_Records for this exercise_
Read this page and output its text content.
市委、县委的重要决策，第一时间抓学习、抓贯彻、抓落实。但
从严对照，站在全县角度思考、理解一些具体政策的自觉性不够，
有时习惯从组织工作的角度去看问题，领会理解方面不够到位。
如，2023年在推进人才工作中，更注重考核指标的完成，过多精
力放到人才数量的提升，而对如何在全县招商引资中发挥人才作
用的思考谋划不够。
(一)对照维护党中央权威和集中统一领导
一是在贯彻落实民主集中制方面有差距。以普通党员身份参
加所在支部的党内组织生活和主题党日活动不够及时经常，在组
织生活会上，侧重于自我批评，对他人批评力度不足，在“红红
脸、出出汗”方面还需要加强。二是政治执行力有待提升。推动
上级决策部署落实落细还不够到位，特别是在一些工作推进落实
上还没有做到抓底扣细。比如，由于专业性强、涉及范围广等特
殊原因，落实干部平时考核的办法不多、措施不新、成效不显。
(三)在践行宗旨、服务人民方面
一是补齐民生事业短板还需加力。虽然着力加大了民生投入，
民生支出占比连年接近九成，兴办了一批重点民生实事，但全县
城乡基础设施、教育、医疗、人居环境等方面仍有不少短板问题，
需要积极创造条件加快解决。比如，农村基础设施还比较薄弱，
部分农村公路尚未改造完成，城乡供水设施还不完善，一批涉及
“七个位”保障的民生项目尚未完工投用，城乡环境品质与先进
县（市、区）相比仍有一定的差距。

_Problem to work on_
Retype all the records, matching them exactly.

_In response_
Read this page and output its text content.
市委、县委的重要决策，第一时间抓学习、抓贯彻、抓落实。但
从严对照，站在全县角度思考、理解一些具体政策的自觉性不够，
有时习惯从组织工作的角度去看问题，领会理解方面不够到位。
如，2023年在推进人才工作中，更注重考核指标的完成，过多精
力放到人才数量的提升，而对如何在全县招商引资中发挥人才作
用的思考谋划不够。
(一)对照维护党中央权威和集中统一领导
一是在贯彻落实民主集中制方面有差距。以普通党员身份参
加所在支部的党内组织生活和主题党日活动不够及时经常，在组
织生活会上，侧重于自我批评，对他人批评力度不足，在“红红
脸、出出汗”方面还需要加强。二是政治执行力有待提升。推动
上级决策部署落实落细还不够到位，特别是在一些工作推进落实
上还没有做到抓底扣细。比如，由于专业性强、涉及范围广等特
殊原因，落实干部平时考核的办法不多、措施不新、成效不显。
(三)在践行宗旨、服务人民方面
一是补齐民生事业短板还需加力。虽然着力加大了民生投入，
民生支出占比连年接近九成，兴办了一批重点民生实事，但全县
城乡基础设施、教育、医疗、人居环境等方面仍有不少短板问题，
需要积极创造条件加快解决。比如，农村基础设施还比较薄弱，
部分农村公路尚未改造完成，城乡供水设施还不完善，一批涉及
“七个位”保障的民生项目尚未完工投用，城乡环境品质与先进
县（市、区）相比仍有一定的差距。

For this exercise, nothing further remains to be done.